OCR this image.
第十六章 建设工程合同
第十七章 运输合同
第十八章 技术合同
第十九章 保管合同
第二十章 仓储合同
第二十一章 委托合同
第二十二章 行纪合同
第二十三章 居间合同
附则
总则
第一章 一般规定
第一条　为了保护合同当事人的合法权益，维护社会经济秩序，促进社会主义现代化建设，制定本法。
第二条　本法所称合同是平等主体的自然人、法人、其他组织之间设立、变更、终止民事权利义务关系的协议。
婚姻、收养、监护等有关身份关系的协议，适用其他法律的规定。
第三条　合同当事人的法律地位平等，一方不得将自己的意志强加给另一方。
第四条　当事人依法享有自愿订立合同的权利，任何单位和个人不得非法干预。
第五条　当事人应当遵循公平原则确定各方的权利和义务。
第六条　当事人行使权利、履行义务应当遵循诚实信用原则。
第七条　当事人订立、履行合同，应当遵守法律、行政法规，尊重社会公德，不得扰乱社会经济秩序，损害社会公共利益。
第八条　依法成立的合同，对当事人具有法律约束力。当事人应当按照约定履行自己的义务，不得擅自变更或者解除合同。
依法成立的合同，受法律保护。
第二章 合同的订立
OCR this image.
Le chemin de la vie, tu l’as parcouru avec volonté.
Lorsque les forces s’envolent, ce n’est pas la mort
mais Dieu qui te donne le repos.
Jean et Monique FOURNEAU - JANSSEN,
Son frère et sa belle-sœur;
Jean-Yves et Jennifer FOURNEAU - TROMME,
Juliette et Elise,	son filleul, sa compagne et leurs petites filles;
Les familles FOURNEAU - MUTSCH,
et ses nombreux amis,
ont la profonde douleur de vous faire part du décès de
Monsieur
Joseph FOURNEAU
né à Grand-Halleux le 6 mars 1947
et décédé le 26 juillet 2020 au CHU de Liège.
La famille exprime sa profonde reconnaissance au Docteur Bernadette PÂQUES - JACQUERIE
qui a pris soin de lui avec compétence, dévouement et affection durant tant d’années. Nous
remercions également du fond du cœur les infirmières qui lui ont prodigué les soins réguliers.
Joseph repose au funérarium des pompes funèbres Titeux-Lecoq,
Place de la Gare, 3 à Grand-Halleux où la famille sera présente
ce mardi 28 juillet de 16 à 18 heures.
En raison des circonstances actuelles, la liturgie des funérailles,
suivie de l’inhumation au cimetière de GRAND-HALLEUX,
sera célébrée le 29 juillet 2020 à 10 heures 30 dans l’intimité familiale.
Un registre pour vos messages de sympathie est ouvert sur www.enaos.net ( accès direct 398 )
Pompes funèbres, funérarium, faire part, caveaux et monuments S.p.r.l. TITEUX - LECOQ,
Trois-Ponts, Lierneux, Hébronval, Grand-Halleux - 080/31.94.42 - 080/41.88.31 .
○ ○ ○ ○ ○
**Direction**
List every line above containing the word "Joseph".

**Solution**
Joseph FOURNEAU
Joseph repose au funérarium des pompes funèbres Titeux-Lecoq,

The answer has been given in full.